Quote these lines exactly: the one that holds "Read this page and output its text content." and every line after it to the end of the material below. Skip pictures.

● **Excerpted records**:
(begin)

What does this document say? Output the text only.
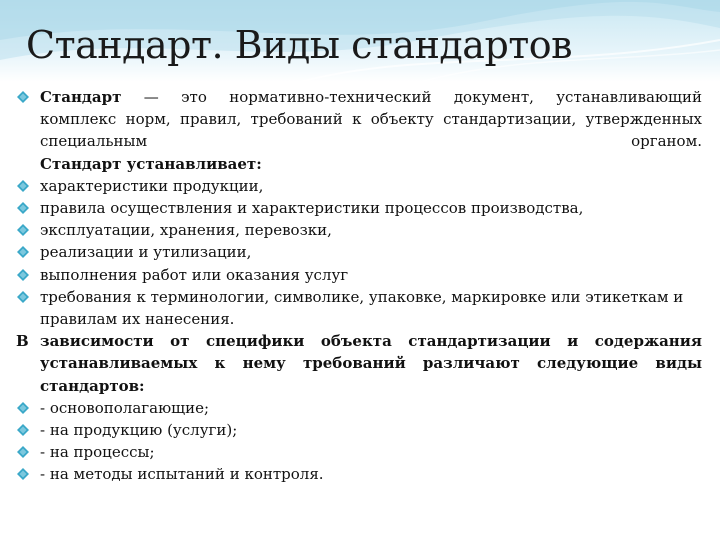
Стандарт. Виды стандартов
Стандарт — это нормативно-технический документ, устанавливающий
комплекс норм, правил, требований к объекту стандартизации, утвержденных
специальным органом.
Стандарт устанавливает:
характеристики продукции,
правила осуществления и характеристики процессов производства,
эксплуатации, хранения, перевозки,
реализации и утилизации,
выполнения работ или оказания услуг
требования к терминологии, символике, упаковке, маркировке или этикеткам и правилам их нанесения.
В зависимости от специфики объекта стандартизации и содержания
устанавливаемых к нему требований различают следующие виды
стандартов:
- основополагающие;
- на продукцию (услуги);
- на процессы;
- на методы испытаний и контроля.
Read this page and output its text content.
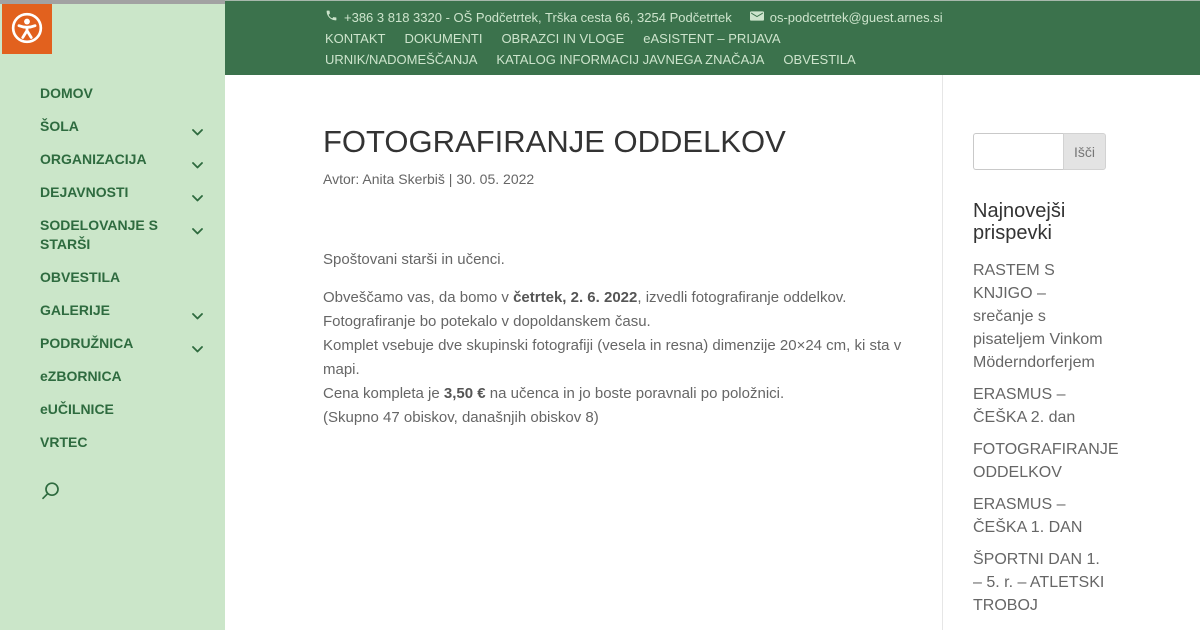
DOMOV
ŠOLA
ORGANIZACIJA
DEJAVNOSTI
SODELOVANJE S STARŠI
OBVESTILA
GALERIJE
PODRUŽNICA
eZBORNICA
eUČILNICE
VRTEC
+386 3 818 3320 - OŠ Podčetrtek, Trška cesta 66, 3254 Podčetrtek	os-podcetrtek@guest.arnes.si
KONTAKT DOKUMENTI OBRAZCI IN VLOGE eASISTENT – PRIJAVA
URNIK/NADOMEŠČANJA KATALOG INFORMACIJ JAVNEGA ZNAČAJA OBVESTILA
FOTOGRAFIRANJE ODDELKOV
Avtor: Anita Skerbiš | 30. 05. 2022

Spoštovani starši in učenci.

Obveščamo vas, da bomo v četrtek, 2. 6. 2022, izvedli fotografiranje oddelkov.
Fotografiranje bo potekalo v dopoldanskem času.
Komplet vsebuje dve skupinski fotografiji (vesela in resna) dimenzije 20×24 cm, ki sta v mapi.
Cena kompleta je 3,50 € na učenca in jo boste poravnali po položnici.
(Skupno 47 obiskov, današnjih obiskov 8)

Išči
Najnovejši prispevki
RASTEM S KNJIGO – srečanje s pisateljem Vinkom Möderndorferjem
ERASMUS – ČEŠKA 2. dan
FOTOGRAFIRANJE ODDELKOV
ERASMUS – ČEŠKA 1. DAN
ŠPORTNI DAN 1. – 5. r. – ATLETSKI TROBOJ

(end)

● **Finished exercise**:
Read this page and output its text content.
DOMOV
ŠOLA
ORGANIZACIJA
DEJAVNOSTI
SODELOVANJE S STARŠI
OBVESTILA
GALERIJE
PODRUŽNICA
eZBORNICA
eUČILNICE
VRTEC
+386 3 818 3320 - OŠ Podčetrtek, Trška cesta 66, 3254 Podčetrtek	os-podcetrtek@guest.arnes.si
KONTAKT DOKUMENTI OBRAZCI IN VLOGE eASISTENT – PRIJAVA
URNIK/NADOMEŠČANJA KATALOG INFORMACIJ JAVNEGA ZNAČAJA OBVESTILA
FOTOGRAFIRANJE ODDELKOV
Avtor: Anita Skerbiš | 30. 05. 2022

Spoštovani starši in učenci.

Obveščamo vas, da bomo v četrtek, 2. 6. 2022, izvedli fotografiranje oddelkov.
Fotografiranje bo potekalo v dopoldanskem času.
Komplet vsebuje dve skupinski fotografiji (vesela in resna) dimenzije 20×24 cm, ki sta v mapi.
Cena kompleta je 3,50 € na učenca in jo boste poravnali po položnici.
(Skupno 47 obiskov, današnjih obiskov 8)

Išči
Najnovejši prispevki
RASTEM S KNJIGO – srečanje s pisateljem Vinkom Möderndorferjem
ERASMUS – ČEŠKA 2. dan
FOTOGRAFIRANJE ODDELKOV
ERASMUS – ČEŠKA 1. DAN
ŠPORTNI DAN 1. – 5. r. – ATLETSKI TROBOJ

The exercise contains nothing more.